Short exercise. What number of lines in the material contain the word "Updates"? Give that number alone.

Data to use.
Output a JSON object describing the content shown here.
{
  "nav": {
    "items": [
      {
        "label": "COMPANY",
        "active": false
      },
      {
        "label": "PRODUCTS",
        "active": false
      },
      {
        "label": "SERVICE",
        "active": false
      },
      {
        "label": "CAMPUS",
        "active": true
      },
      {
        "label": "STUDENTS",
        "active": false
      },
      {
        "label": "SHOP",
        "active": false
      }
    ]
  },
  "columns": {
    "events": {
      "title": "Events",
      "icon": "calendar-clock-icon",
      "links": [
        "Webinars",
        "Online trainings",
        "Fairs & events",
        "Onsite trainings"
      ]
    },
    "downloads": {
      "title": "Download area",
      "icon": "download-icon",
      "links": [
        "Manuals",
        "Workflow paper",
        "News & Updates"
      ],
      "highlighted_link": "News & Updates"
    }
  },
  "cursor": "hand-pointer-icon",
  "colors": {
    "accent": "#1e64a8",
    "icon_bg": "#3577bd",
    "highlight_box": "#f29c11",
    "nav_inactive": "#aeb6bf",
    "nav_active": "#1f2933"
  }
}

Written answer. 2